*WHAT IS EXPECTED*: In the listing below, find the line containing "Transcribe this image's". Write out that line and every line after it to the end, exactly and only those.

Start DATA ENTRIES

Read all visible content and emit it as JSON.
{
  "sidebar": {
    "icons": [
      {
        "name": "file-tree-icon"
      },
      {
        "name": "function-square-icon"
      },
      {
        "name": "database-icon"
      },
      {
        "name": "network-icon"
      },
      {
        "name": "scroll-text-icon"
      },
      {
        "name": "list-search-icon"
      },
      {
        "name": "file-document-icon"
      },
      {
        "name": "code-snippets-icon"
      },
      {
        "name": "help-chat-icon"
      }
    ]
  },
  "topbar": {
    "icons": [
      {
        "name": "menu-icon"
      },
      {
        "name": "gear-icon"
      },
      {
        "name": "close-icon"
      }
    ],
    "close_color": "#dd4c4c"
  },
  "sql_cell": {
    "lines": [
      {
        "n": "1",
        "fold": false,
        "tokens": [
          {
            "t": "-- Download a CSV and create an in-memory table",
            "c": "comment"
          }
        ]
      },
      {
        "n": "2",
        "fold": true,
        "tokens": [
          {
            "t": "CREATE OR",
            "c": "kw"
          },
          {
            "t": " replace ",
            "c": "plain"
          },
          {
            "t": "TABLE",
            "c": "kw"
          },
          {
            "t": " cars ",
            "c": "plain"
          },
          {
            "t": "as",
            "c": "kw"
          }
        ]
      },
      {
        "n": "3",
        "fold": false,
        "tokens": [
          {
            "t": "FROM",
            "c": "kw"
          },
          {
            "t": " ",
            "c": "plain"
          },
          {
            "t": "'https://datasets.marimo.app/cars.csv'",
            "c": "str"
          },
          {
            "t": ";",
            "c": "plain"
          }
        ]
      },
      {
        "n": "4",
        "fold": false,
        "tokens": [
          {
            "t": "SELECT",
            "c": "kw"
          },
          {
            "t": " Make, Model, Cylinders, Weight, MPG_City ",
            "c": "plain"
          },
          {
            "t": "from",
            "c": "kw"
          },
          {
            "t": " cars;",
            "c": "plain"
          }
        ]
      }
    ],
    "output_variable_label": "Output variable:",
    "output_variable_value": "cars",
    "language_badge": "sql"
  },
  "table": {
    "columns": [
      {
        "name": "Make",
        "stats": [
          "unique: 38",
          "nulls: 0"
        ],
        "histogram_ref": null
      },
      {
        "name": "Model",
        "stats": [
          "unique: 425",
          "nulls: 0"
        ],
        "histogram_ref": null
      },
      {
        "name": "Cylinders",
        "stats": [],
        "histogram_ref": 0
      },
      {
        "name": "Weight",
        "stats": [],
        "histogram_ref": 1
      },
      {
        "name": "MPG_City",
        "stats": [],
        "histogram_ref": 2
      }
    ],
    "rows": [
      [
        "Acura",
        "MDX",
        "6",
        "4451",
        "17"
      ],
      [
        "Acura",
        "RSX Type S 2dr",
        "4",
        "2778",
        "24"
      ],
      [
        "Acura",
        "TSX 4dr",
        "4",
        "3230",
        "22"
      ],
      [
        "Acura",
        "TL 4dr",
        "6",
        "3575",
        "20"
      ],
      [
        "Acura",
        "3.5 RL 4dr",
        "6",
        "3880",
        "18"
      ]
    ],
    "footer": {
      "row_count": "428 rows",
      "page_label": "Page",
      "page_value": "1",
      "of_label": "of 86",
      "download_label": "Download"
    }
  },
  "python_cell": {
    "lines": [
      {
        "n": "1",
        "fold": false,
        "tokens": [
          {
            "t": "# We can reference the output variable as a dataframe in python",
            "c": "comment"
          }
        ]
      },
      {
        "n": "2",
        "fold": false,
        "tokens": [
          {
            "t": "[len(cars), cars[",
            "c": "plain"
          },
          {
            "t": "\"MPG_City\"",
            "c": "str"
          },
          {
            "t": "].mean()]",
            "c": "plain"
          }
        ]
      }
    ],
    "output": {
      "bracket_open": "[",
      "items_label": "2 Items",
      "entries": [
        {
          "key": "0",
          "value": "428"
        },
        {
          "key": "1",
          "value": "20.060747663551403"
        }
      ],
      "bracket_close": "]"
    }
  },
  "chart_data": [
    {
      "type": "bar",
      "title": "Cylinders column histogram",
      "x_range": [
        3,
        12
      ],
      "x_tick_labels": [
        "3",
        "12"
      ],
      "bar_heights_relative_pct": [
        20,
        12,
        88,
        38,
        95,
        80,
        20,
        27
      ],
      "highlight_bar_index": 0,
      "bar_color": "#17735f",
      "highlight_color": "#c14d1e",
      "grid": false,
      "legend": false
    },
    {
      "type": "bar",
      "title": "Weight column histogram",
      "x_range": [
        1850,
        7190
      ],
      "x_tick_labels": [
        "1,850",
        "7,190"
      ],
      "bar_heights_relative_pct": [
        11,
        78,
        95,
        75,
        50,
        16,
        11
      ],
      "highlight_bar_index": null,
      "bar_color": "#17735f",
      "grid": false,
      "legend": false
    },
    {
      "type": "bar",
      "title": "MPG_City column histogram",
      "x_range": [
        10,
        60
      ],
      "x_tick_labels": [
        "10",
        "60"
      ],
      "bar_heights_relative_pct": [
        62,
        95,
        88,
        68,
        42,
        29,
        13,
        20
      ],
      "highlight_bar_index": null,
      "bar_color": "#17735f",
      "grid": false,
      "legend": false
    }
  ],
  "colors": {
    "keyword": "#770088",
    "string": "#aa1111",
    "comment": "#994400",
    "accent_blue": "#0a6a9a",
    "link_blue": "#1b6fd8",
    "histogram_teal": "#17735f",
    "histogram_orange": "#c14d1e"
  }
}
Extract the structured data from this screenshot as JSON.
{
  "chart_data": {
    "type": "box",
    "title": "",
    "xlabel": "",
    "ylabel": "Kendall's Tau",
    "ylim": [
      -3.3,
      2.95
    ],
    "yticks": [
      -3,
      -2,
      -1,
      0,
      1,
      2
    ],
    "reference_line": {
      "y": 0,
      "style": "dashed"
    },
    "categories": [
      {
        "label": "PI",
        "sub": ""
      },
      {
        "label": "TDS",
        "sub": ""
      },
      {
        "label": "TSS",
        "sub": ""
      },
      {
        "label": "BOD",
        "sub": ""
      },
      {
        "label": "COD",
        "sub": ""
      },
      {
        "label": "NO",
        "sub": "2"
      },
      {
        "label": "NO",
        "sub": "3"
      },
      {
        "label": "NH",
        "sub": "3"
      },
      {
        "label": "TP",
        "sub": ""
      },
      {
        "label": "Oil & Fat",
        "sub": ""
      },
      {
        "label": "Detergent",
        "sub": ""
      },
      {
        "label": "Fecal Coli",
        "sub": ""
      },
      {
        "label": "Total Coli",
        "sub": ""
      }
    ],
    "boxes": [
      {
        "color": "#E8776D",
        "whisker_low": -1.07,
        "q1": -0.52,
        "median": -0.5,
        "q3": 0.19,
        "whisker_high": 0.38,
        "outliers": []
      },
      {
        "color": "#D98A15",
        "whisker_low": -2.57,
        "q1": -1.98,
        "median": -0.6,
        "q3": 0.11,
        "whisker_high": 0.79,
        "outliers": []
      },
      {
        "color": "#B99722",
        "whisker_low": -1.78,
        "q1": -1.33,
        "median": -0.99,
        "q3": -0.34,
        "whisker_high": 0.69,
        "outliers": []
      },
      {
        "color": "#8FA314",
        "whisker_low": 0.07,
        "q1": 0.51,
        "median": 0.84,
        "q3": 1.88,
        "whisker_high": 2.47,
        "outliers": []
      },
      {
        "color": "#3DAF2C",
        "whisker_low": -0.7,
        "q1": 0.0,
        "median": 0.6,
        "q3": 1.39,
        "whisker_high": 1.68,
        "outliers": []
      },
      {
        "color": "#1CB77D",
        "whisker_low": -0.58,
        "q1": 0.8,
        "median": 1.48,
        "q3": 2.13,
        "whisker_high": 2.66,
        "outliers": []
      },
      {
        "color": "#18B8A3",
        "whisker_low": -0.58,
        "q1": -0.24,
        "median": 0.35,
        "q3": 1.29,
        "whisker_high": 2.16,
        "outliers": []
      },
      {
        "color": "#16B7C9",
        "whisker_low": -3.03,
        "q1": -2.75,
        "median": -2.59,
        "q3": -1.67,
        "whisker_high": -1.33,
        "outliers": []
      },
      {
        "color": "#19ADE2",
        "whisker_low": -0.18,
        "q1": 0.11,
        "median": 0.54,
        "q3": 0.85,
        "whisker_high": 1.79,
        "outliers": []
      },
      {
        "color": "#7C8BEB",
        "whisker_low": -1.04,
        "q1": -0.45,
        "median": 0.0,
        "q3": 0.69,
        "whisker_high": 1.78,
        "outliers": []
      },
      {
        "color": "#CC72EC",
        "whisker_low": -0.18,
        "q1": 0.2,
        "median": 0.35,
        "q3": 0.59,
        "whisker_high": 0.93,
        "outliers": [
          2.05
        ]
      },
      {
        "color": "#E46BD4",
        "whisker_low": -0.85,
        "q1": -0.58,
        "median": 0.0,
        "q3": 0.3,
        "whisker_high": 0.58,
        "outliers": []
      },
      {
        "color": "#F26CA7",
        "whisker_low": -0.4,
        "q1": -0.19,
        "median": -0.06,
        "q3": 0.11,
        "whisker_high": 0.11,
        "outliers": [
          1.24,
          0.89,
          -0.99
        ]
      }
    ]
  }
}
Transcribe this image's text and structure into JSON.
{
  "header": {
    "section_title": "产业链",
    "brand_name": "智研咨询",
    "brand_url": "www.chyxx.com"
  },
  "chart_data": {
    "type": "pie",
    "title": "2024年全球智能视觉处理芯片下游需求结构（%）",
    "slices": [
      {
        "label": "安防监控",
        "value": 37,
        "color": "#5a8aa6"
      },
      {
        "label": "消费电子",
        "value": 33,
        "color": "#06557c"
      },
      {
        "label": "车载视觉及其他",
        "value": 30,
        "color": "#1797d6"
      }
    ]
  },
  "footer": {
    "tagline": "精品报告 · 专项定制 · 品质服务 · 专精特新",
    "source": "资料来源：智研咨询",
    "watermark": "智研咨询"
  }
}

End DATA ENTRIES

*RESULT OF THIS TASK*:
Transcribe this image's text and structure into JSON.
{
  "header": {
    "section_title": "产业链",
    "brand_name": "智研咨询",
    "brand_url": "www.chyxx.com"
  },
  "chart_data": {
    "type": "pie",
    "title": "2024年全球智能视觉处理芯片下游需求结构（%）",
    "slices": [
      {
        "label": "安防监控",
        "value": 37,
        "color": "#5a8aa6"
      },
      {
        "label": "消费电子",
        "value": 33,
        "color": "#06557c"
      },
      {
        "label": "车载视觉及其他",
        "value": 30,
        "color": "#1797d6"
      }
    ]
  },
  "footer": {
    "tagline": "精品报告 · 专项定制 · 品质服务 · 专精特新",
    "source": "资料来源：智研咨询",
    "watermark": "智研咨询"
  }
}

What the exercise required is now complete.